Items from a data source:
=====

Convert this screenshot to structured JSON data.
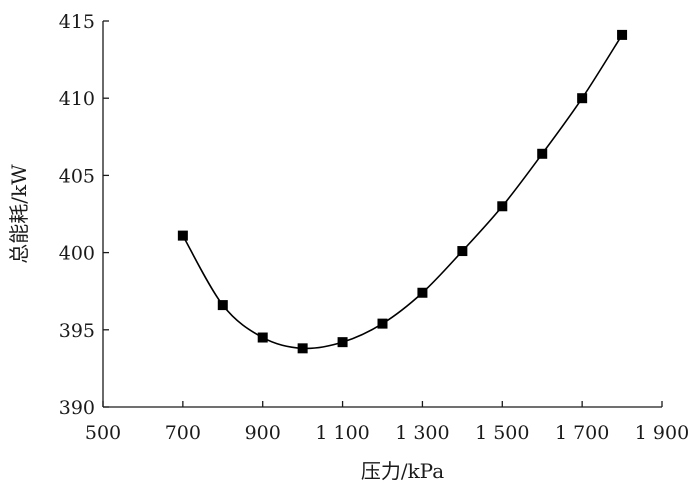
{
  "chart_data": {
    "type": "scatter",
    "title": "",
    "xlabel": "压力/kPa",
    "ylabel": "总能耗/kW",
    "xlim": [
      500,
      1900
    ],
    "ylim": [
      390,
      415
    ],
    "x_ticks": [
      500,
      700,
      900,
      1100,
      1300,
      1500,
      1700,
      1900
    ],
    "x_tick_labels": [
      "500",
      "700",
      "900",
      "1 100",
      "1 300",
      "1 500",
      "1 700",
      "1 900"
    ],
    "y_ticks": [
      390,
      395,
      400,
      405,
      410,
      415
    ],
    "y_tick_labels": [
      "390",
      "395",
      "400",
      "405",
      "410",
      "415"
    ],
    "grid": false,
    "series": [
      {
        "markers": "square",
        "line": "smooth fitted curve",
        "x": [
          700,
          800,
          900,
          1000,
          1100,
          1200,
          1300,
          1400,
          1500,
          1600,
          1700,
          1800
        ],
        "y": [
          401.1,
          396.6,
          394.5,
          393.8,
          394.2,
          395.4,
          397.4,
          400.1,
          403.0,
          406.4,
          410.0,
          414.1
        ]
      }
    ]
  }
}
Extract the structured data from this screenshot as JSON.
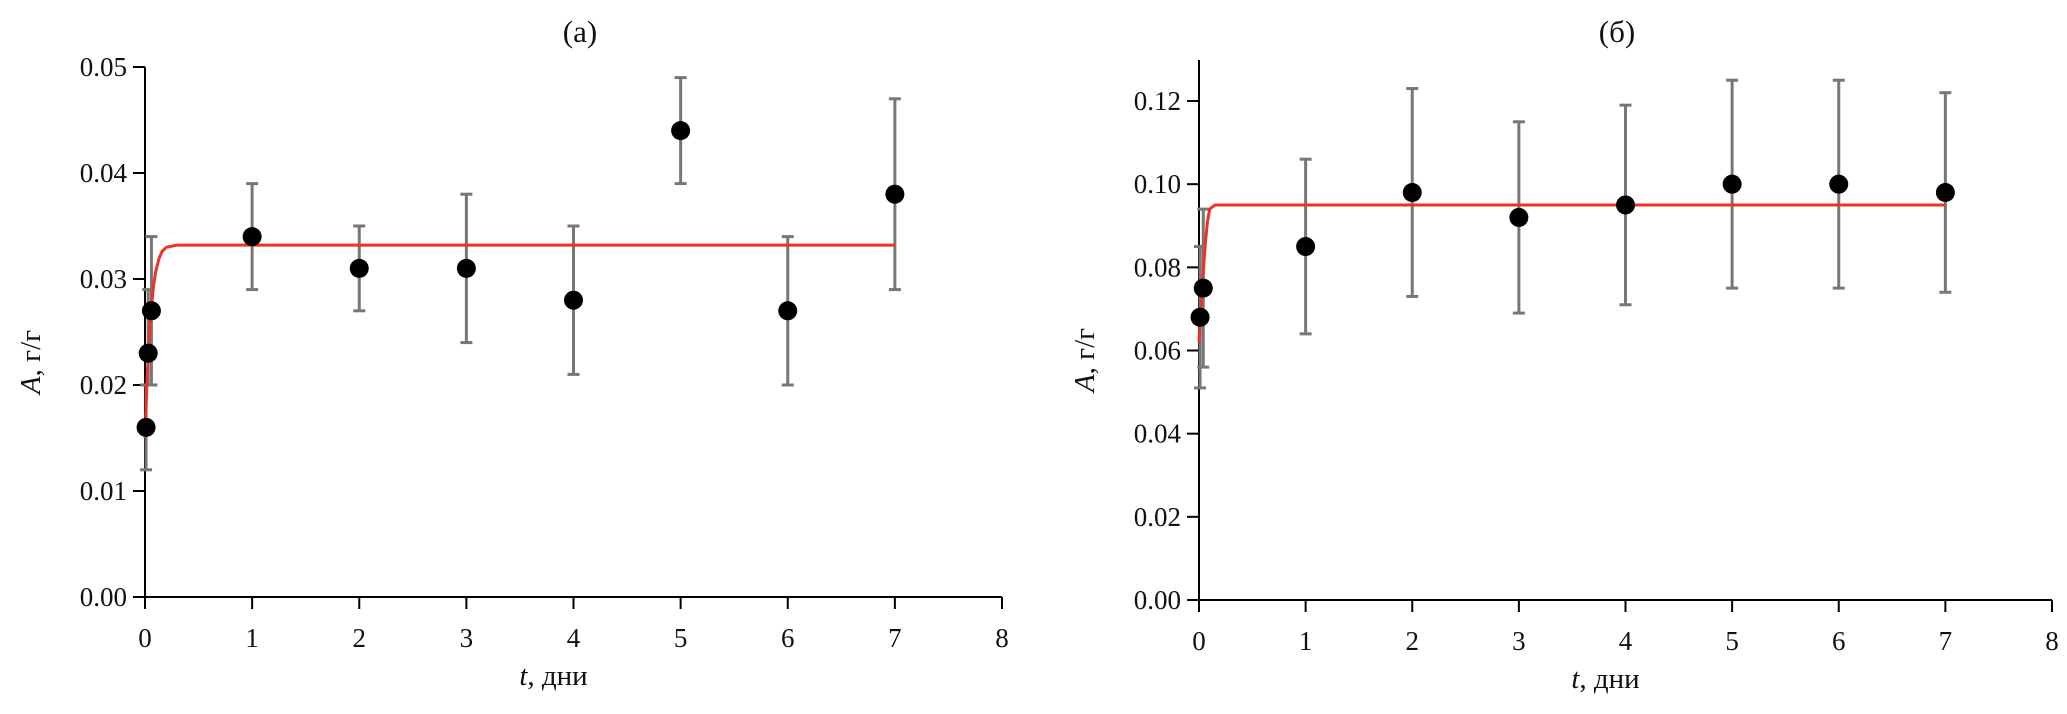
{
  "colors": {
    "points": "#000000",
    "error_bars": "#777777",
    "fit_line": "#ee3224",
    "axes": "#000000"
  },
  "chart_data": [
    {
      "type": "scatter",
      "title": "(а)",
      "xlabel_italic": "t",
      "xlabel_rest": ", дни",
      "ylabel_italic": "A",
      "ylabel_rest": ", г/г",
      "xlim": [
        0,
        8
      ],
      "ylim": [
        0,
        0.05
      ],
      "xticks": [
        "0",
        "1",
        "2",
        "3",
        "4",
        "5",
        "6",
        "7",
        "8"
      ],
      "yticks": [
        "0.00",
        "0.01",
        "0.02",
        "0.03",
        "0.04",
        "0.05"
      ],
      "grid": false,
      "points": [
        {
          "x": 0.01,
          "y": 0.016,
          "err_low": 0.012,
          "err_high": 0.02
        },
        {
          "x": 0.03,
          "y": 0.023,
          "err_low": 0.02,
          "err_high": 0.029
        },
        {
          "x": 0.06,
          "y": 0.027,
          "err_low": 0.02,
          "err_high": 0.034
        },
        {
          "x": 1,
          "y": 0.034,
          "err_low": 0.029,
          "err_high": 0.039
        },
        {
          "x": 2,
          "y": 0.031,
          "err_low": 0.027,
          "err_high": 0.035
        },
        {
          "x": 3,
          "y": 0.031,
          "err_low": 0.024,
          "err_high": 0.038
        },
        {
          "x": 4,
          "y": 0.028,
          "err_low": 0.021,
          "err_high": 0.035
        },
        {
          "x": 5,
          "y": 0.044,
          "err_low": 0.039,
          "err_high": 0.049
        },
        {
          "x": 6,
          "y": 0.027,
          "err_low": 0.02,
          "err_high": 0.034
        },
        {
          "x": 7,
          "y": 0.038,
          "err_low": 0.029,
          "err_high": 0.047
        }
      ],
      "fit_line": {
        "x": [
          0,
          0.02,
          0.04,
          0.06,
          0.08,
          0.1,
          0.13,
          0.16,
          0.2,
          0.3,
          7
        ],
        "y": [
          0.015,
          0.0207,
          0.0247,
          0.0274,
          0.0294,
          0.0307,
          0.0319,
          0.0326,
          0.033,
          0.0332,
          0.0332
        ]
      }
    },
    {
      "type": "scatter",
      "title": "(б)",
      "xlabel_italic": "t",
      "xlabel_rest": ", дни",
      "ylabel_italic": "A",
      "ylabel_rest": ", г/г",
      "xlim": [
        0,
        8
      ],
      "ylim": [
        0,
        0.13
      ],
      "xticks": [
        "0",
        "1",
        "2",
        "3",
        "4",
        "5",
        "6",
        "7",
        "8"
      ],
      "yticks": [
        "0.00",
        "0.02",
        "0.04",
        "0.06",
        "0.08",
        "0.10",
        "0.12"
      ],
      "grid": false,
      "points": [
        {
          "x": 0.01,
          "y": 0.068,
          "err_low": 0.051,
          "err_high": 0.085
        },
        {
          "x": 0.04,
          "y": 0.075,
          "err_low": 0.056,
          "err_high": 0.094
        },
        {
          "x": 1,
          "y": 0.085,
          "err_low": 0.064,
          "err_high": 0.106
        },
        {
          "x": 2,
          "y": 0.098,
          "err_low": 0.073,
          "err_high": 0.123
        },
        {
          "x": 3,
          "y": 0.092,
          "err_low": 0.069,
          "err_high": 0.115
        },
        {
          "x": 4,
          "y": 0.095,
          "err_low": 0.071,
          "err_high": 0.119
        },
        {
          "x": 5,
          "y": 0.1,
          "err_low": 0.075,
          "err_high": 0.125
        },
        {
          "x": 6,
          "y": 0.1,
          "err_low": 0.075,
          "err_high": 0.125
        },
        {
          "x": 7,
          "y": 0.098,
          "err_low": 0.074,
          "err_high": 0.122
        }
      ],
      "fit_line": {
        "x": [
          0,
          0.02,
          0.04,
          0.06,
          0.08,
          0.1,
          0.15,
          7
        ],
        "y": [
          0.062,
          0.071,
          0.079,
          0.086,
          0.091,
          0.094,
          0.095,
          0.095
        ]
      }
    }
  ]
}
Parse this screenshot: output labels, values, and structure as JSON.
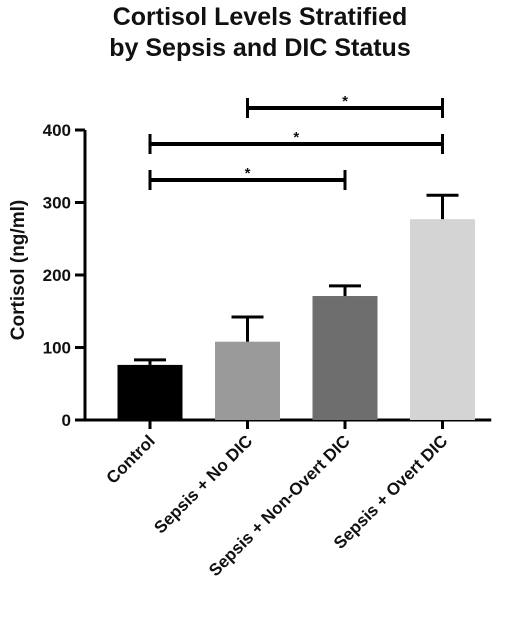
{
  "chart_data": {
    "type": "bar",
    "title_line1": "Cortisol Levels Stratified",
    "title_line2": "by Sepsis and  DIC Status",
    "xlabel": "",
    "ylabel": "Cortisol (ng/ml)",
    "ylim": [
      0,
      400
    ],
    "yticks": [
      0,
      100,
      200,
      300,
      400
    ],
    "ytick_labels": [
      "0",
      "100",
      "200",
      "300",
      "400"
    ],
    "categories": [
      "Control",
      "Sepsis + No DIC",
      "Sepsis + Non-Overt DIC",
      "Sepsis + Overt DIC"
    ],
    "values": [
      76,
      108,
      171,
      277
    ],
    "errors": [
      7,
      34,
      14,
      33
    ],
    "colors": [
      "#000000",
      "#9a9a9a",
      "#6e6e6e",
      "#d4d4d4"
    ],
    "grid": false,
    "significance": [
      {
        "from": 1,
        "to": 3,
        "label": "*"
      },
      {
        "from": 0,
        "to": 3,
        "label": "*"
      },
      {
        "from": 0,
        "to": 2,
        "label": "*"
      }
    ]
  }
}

=====

Exactly as written, set down the lines from the line holding "Parse this screenshot: output" to the last line of the data, both ends included, pictures excluded.

> [Final answer]:
Parse this screenshot: output labels, values, and structure as JSON.
{
  "chart_data": {
    "type": "bar",
    "title_line1": "Cortisol Levels Stratified",
    "title_line2": "by Sepsis and  DIC Status",
    "xlabel": "",
    "ylabel": "Cortisol (ng/ml)",
    "ylim": [
      0,
      400
    ],
    "yticks": [
      0,
      100,
      200,
      300,
      400
    ],
    "ytick_labels": [
      "0",
      "100",
      "200",
      "300",
      "400"
    ],
    "categories": [
      "Control",
      "Sepsis + No DIC",
      "Sepsis + Non-Overt DIC",
      "Sepsis + Overt DIC"
    ],
    "values": [
      76,
      108,
      171,
      277
    ],
    "errors": [
      7,
      34,
      14,
      33
    ],
    "colors": [
      "#000000",
      "#9a9a9a",
      "#6e6e6e",
      "#d4d4d4"
    ],
    "grid": false,
    "significance": [
      {
        "from": 1,
        "to": 3,
        "label": "*"
      },
      {
        "from": 0,
        "to": 3,
        "label": "*"
      },
      {
        "from": 0,
        "to": 2,
        "label": "*"
      }
    ]
  }
}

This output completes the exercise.